Passage choisi
══════
2/ Que tirer de ces multiples définitions ?

  • la notion de direction, de but à atteindre, de mobilisation : la stratégie suppose un chef et un groupe, mais aussi une projection dans le temps
  • la notion d'un environnement et donc d'adversaire : le groupe n'est pas seul, il existe dans un espace où réside une altérité.
  • la notion de conception et de mise en œuvre : la stratégie est pensée et action à la fois.

3/ Revenons à une question implicite, celle de la stratégie française. Elle pose tout d'abord la question de qui la conduit.

  • Pour cela, la réponse est assez simple, il s'agit de l'exécutif, accouplé évidemment au législatif. L'exécutif, ce n'est pas seulement le président de la République, même s'il a bien sûr un rôle particulier (déclenchement du feu nucléaire, état-major particulier, chef des armées, conseil de défense, ...).
  • C'est aussi le gouvernement et le dispositif de défense : Ministère de la défense, autres ministères, hauts fonctionnaires de défense, Secrétariat général à la défense et la sécurité nationale, ...
  • Toutefois, la stratégie ne peut être conduite que par l’État, même si une des caractéristiques de notre société mondialisée tient justement à ce que d'autres acteurs émergent. Comptons parmi eux bien évidemment les grandes firmes économiques, mais aussi des médias, des lobbies, des ONG, des think tanks et toutes sortes de réseaux : voici autant d'acteurs qui peuvent aussi bien influencer la conception que participer à la mise en œuvre de la stratégie.

Par conséquent, la notion de conduite de la stratégie devient plus difficile à appréhender, notamment en France. En effet, la France a une longue pratique de l’État et de son système centralisé et jacobin : ce qui n'est pas forcément adapté au fonctionnement réticulaire de notre monde planétisé. Tirons en une conclusion intermédiaire : une stratégie nationale doit d'abord définir qui est "nous".
══════
Données fournies
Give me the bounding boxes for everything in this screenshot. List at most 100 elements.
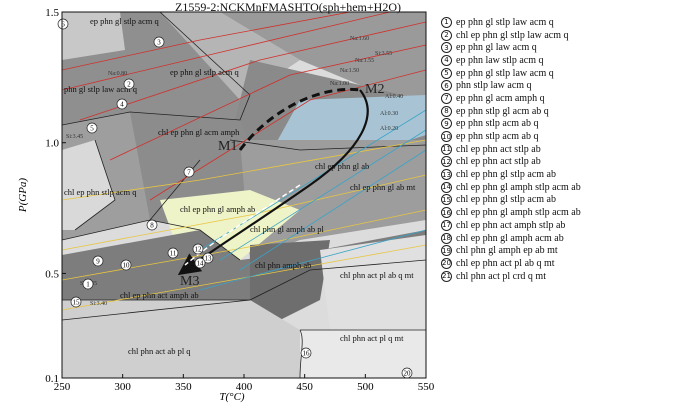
══════
À faire
[a] Citez mot pour mot, dans le passage choisi, le segment qui va de « 2/ Que tirer » jusqu'à « action à la fois. » inclus.
[b] Répondez à ces questions sur le passage choisi :
(i) D'après le passage choisi, qui conduit la stratégie française ?
(ii) Quelle est la troisième notion tirée des multiples définitions de la stratégie ?
(iii) Quelle conclusion intermédiaire est tirée à la fin ?
Ces données viennent d'une autre source que le passage choisi.

Les solutions
[a]
2/ Que tirer de ces multiples définitions ?

  • la notion de direction, de but à atteindre, de mobilisation : la stratégie suppose un chef et un groupe, mais aussi une projection dans le temps
  • la notion d'un environnement et donc d'adversaire : le groupe n'est pas seul, il existe dans un espace où réside une altérité.
  • la notion de conception et de mise en œuvre : la stratégie est pensée et action à la fois.

[b]
(i) L'exécutif, accouplé au législatif.
(ii) La notion de conception et de mise en œuvre : la stratégie est pensée et action à la fois.
(iii) Une stratégie nationale doit d'abord définir qui est « nous ».